▶ Work to be completed
Locate the string "Abdallah" in the records below. Copy every line where it occurs.

[Collected data entries]
◇ ◇ ◇ ◇
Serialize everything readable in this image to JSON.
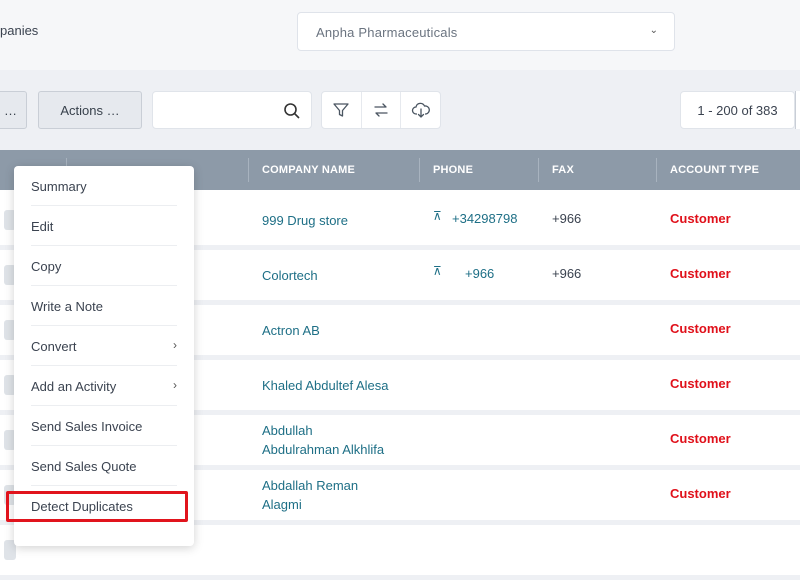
{
  "header": {
    "title": "panies",
    "company_select": "Anpha Pharmaceuticals"
  },
  "toolbar": {
    "prev_label": "…",
    "actions_label": "Actions …",
    "search_value": "",
    "pagination": "1 - 200 of 383"
  },
  "table": {
    "columns": [
      "COMPANY NAME",
      "PHONE",
      "FAX",
      "ACCOUNT TYPE"
    ],
    "rows": [
      {
        "company": "999 Drug store",
        "phone": "+34298798",
        "fax": "+966",
        "account_type": "Customer"
      },
      {
        "company": "Colortech",
        "phone": "+966",
        "fax": "+966",
        "account_type": "Customer"
      },
      {
        "company": "Actron AB",
        "phone": "",
        "fax": "",
        "account_type": "Customer"
      },
      {
        "company": "Khaled Abdultef Alesa",
        "phone": "",
        "fax": "",
        "account_type": "Customer"
      },
      {
        "company": "Abdullah Abdulrahman Alkhlifa",
        "company_line1": "Abdullah",
        "company_line2": "Abdulrahman Alkhlifa",
        "phone": "",
        "fax": "",
        "account_type": "Customer"
      },
      {
        "company": "Abdallah Reman Alagmi",
        "company_line1": "Abdallah Reman",
        "company_line2": "Alagmi",
        "phone": "",
        "fax": "",
        "account_type": "Customer"
      }
    ]
  },
  "menu": {
    "items": [
      {
        "label": "Summary"
      },
      {
        "label": "Edit"
      },
      {
        "label": "Copy"
      },
      {
        "label": "Write a Note"
      },
      {
        "label": "Convert",
        "arrow": "›"
      },
      {
        "label": "Add an Activity",
        "arrow": "›"
      },
      {
        "label": "Send Sales Invoice"
      },
      {
        "label": "Send Sales Quote"
      },
      {
        "label": "Detect Duplicates"
      }
    ]
  },
  "colors": {
    "accent_link": "#1e6f86",
    "account_type": "#e0101a",
    "header_bar": "#8d9aa8",
    "highlight": "#e1141d"
  }
}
◇ ◇ ◇ ◇
▶ Finished answer
        "company": "Abdallah Reman Alagmi",
        "company_line1": "Abdallah Reman",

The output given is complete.